** Data provided **
══════

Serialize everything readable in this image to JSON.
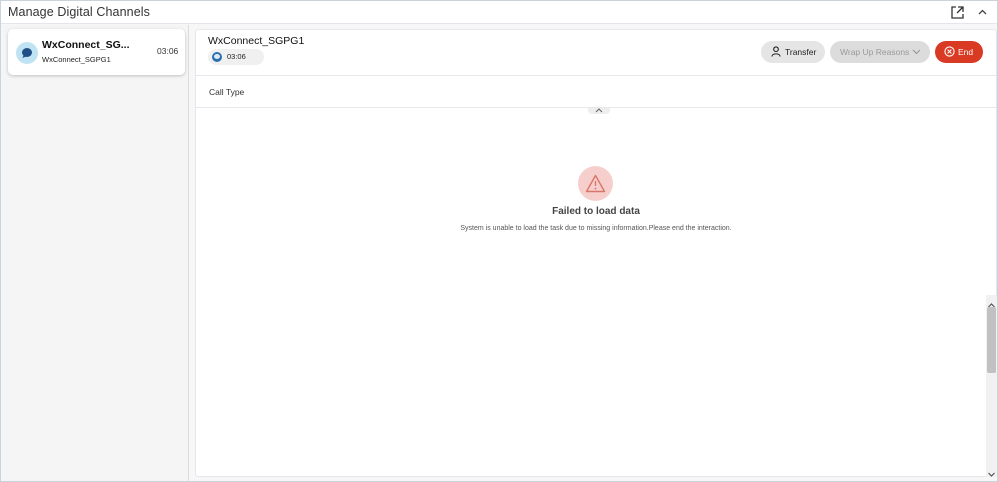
{
  "window": {
    "title": "Manage Digital Channels"
  },
  "sidebar": {
    "task": {
      "name": "WxConnect_SG...",
      "subtitle": "WxConnect_SGPG1",
      "timer": "03:06"
    }
  },
  "main": {
    "header": {
      "title": "WxConnect_SGPG1",
      "timer": "03:06"
    },
    "buttons": {
      "transfer": "Transfer",
      "wrap_up": "Wrap Up Reasons",
      "end": "End"
    },
    "call_type_label": "Call Type",
    "error": {
      "title": "Failed to load data",
      "message": "System is unable to load the task due to missing information.Please end the interaction."
    }
  },
  "colors": {
    "accent_blue": "#2b6fb0",
    "end_red": "#d93a23",
    "warning_bg": "#f6cfcc",
    "warning_stroke": "#d8766b"
  }
}
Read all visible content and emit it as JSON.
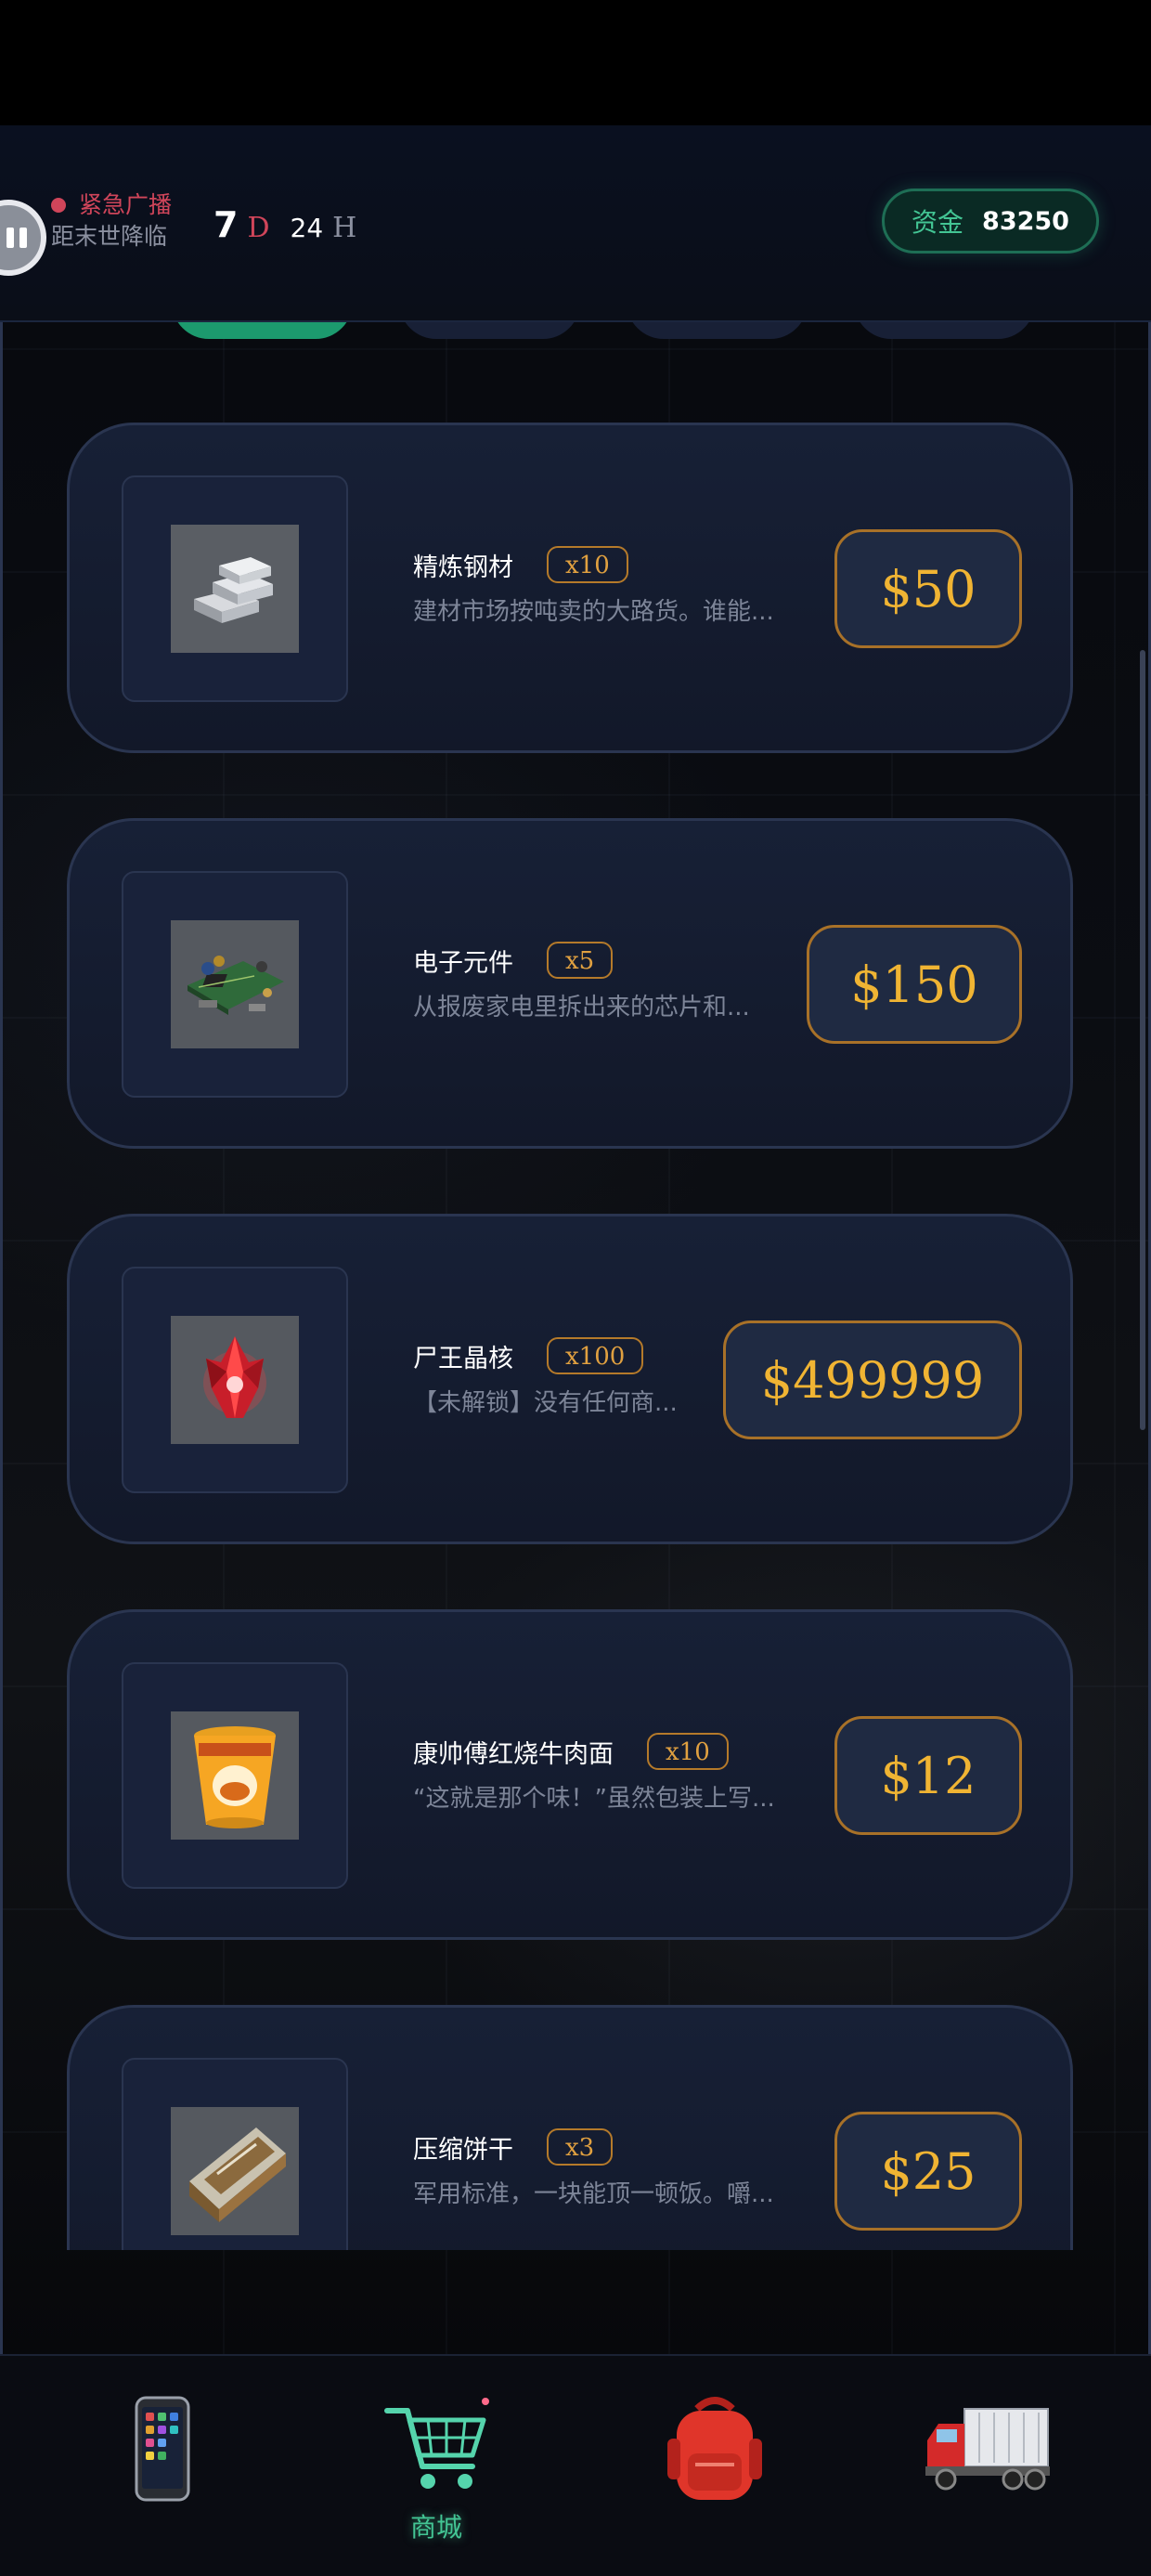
{
  "header": {
    "broadcast_title": "紧急广播",
    "broadcast_subtitle": "距末世降临",
    "countdown_days": "7",
    "countdown_days_unit": "D",
    "countdown_hours": "24",
    "countdown_hours_unit": "H",
    "funds_label": "资金",
    "funds_value": "83250"
  },
  "products": [
    {
      "name": "精炼钢材",
      "qty": "x10",
      "description": "建材市场按吨卖的大路货。谁能...",
      "price": "$50",
      "icon": "steel-ingot-icon"
    },
    {
      "name": "电子元件",
      "qty": "x5",
      "description": "从报废家电里拆出来的芯片和...",
      "price": "$150",
      "icon": "circuit-board-icon"
    },
    {
      "name": "尸王晶核",
      "qty": "x100",
      "description": "【未解锁】没有任何商...",
      "price": "$499999",
      "icon": "red-crystal-icon"
    },
    {
      "name": "康帅傅红烧牛肉面",
      "qty": "x10",
      "description": "“这就是那个味！”虽然包装上写...",
      "price": "$12",
      "icon": "instant-noodle-icon"
    },
    {
      "name": "压缩饼干",
      "qty": "x3",
      "description": "军用标准，一块能顶一顿饭。嚼...",
      "price": "$25",
      "icon": "compressed-biscuit-icon"
    }
  ],
  "nav": {
    "items": [
      {
        "icon": "phone-icon",
        "label": ""
      },
      {
        "icon": "shopping-cart-icon",
        "label": "商城"
      },
      {
        "icon": "backpack-icon",
        "label": ""
      },
      {
        "icon": "truck-icon",
        "label": ""
      }
    ]
  },
  "colors": {
    "accent_green": "#43c594",
    "price_gold": "#f0b433",
    "alert_red": "#d0455a",
    "card_bg": "#172036"
  }
}
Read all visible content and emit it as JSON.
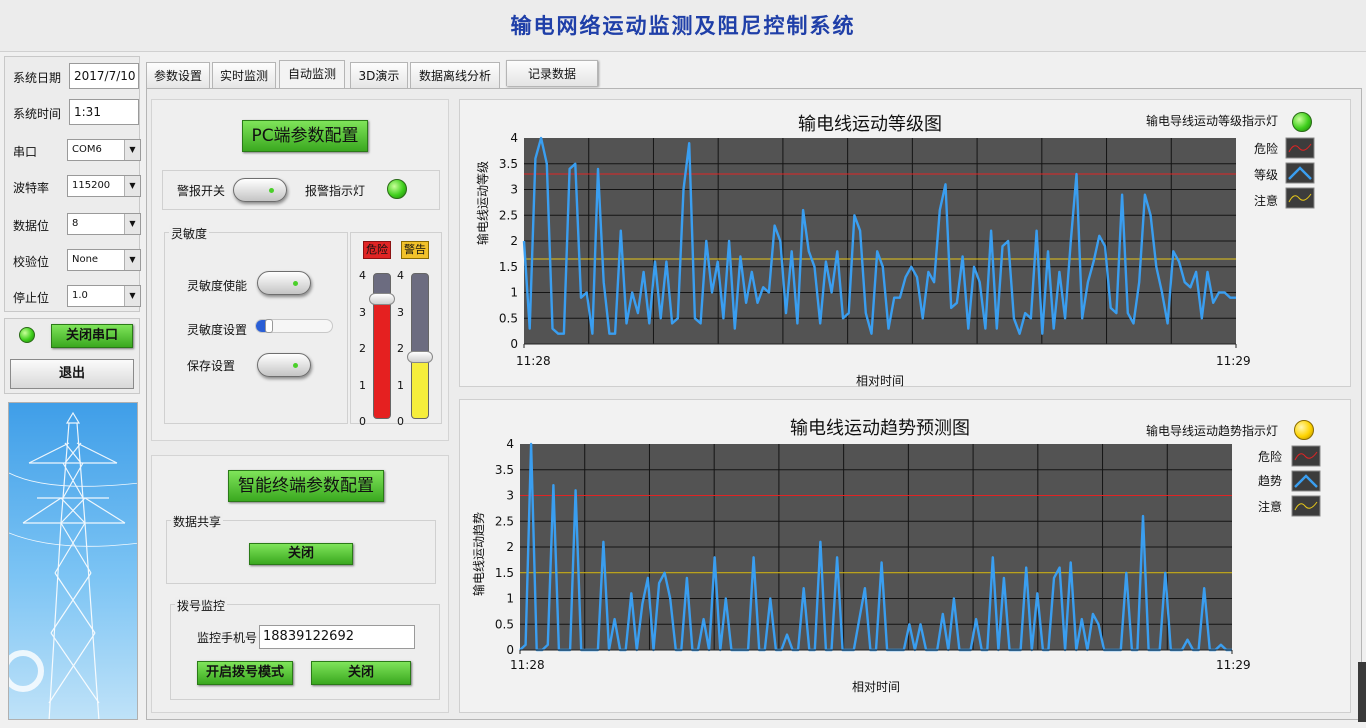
{
  "app": {
    "title": "输电网络运动监测及阻尼控制系统"
  },
  "sidebar": {
    "date_label": "系统日期",
    "date_value": "2017/7/10",
    "time_label": "系统时间",
    "time_value": "1:31",
    "port_label": "串口",
    "port_value": "COM6",
    "baud_label": "波特率",
    "baud_value": "115200",
    "databits_label": "数据位",
    "databits_value": "8",
    "parity_label": "校验位",
    "parity_value": "None",
    "stopbits_label": "停止位",
    "stopbits_value": "1.0",
    "close_port_label": "关闭串口",
    "exit_label": "退出"
  },
  "tabs": [
    {
      "label": "参数设置"
    },
    {
      "label": "实时监测"
    },
    {
      "label": "自动监测"
    },
    {
      "label": "3D演示"
    },
    {
      "label": "数据离线分析"
    },
    {
      "label": "记录数据"
    }
  ],
  "pc_config": {
    "title": "PC端参数配置",
    "alarm_switch_label": "警报开关",
    "alarm_light_label": "报警指示灯",
    "sensitivity_group": "灵敏度",
    "sens_enable_label": "灵敏度使能",
    "sens_setting_label": "灵敏度设置",
    "save_label": "保存设置",
    "sensitivity_level": 0.12,
    "danger_label": "危险",
    "warning_label": "警告",
    "danger_value": 3.3,
    "warning_value": 1.7,
    "meter_max": 4,
    "meter_ticks": [
      "4",
      "3",
      "2",
      "1",
      "0"
    ]
  },
  "terminal_config": {
    "title": "智能终端参数配置",
    "share_group": "数据共享",
    "share_btn": "关闭",
    "dial_group": "拨号监控",
    "phone_label": "监控手机号",
    "phone_value": "18839122692",
    "dial_mode_btn": "开启拨号模式",
    "dial_close_btn": "关闭"
  },
  "colors": {
    "plot_bg": "#535353",
    "series": "#3a9ef0",
    "danger_line": "#e02424",
    "warning_line": "#e6c619",
    "green_button": "#4cc22a",
    "title_blue": "#1f3fa8"
  },
  "chart_data": [
    {
      "type": "line",
      "title": "输电线运动等级图",
      "indicator_label": "输电导线运动等级指示灯",
      "indicator_color": "green",
      "xlabel": "相对时间",
      "ylabel": "输电线运动等级",
      "x_start": "11:28",
      "x_end": "11:29",
      "ylim": [
        0,
        4
      ],
      "yticks": [
        "0",
        "0.5",
        "1",
        "1.5",
        "2",
        "2.5",
        "3",
        "3.5",
        "4"
      ],
      "grid": true,
      "legend_position": "right",
      "danger_level": 3.3,
      "warning_level": 1.65,
      "series": [
        {
          "name": "危险",
          "color": "#e02424"
        },
        {
          "name": "等级",
          "color": "#3a9ef0",
          "values": [
            2.0,
            0.3,
            3.6,
            4.0,
            3.5,
            0.3,
            0.2,
            0.2,
            3.4,
            3.5,
            0.9,
            1.0,
            0.2,
            3.4,
            1.2,
            0.2,
            0.2,
            2.2,
            0.4,
            1.0,
            0.6,
            1.4,
            0.4,
            1.6,
            0.5,
            1.6,
            0.4,
            0.5,
            3.0,
            3.9,
            0.5,
            0.4,
            2.0,
            1.0,
            1.6,
            0.5,
            2.0,
            0.3,
            1.7,
            0.8,
            1.4,
            0.8,
            1.1,
            1.0,
            2.3,
            2.0,
            0.6,
            1.8,
            0.4,
            2.6,
            1.8,
            1.5,
            0.4,
            1.6,
            1.0,
            1.8,
            0.5,
            0.6,
            2.5,
            2.2,
            0.6,
            0.2,
            1.8,
            1.5,
            0.3,
            0.9,
            0.9,
            1.3,
            1.5,
            1.3,
            0.5,
            1.4,
            1.2,
            2.6,
            3.1,
            0.7,
            0.8,
            1.7,
            0.3,
            1.5,
            1.2,
            0.3,
            2.2,
            0.3,
            1.9,
            2.0,
            0.5,
            0.2,
            0.6,
            0.5,
            2.2,
            0.2,
            1.8,
            0.3,
            1.4,
            0.5,
            2.0,
            3.3,
            0.5,
            1.2,
            1.6,
            2.1,
            1.9,
            0.7,
            0.6,
            2.9,
            0.6,
            0.4,
            1.2,
            2.9,
            2.5,
            1.5,
            1.0,
            0.4,
            1.8,
            1.6,
            1.2,
            1.1,
            1.4,
            0.5,
            1.4,
            0.8,
            1.0,
            1.0,
            0.9,
            0.9
          ]
        },
        {
          "name": "注意",
          "color": "#e6c619"
        }
      ]
    },
    {
      "type": "line",
      "title": "输电线运动趋势预测图",
      "indicator_label": "输电导线运动趋势指示灯",
      "indicator_color": "yellow",
      "xlabel": "相对时间",
      "ylabel": "输电线运动趋势",
      "x_start": "11:28",
      "x_end": "11:29",
      "ylim": [
        0,
        4
      ],
      "yticks": [
        "0",
        "0.5",
        "1",
        "1.5",
        "2",
        "2.5",
        "3",
        "3.5",
        "4"
      ],
      "grid": true,
      "legend_position": "right",
      "danger_level": 3.0,
      "warning_level": 1.5,
      "series": [
        {
          "name": "危险",
          "color": "#e02424"
        },
        {
          "name": "趋势",
          "color": "#3a9ef0",
          "values": [
            0.0,
            0.1,
            4.0,
            0.0,
            0.0,
            0.1,
            3.2,
            0.0,
            0.0,
            0.0,
            3.1,
            0.0,
            0.0,
            0.0,
            0.0,
            2.1,
            0.0,
            0.6,
            0.0,
            0.0,
            1.1,
            0.0,
            0.9,
            1.4,
            0.0,
            1.3,
            1.5,
            1.0,
            0.0,
            0.0,
            1.4,
            0.0,
            0.0,
            0.6,
            0.0,
            1.8,
            0.0,
            1.0,
            0.0,
            0.0,
            0.0,
            0.0,
            1.8,
            0.0,
            0.0,
            1.0,
            0.0,
            0.0,
            0.3,
            0.0,
            0.0,
            1.2,
            0.0,
            0.0,
            2.1,
            0.0,
            0.0,
            1.8,
            0.0,
            0.0,
            0.0,
            0.6,
            1.2,
            0.0,
            0.0,
            1.7,
            0.0,
            0.0,
            0.0,
            0.0,
            0.5,
            0.0,
            0.5,
            0.0,
            0.0,
            0.0,
            0.7,
            0.0,
            1.0,
            0.0,
            0.0,
            0.0,
            0.6,
            0.0,
            0.0,
            1.8,
            0.0,
            1.4,
            0.0,
            0.0,
            0.0,
            1.6,
            0.0,
            1.1,
            0.0,
            0.0,
            1.4,
            1.6,
            0.0,
            1.7,
            0.0,
            0.6,
            0.0,
            0.7,
            0.5,
            0.0,
            0.0,
            0.0,
            0.0,
            1.5,
            0.0,
            0.0,
            2.6,
            0.0,
            0.0,
            0.0,
            1.5,
            0.0,
            0.0,
            0.0,
            0.2,
            0.0,
            0.0,
            1.2,
            0.0,
            0.0,
            0.1,
            0.0,
            0.0
          ]
        },
        {
          "name": "注意",
          "color": "#e6c619"
        }
      ]
    }
  ]
}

══════

** Objective **
Pull out each line of the listing that holds the string "task".

** Answer to the problem **
    "task": {
      "message": "System is unable to load the task due to missing information.Please end the interaction."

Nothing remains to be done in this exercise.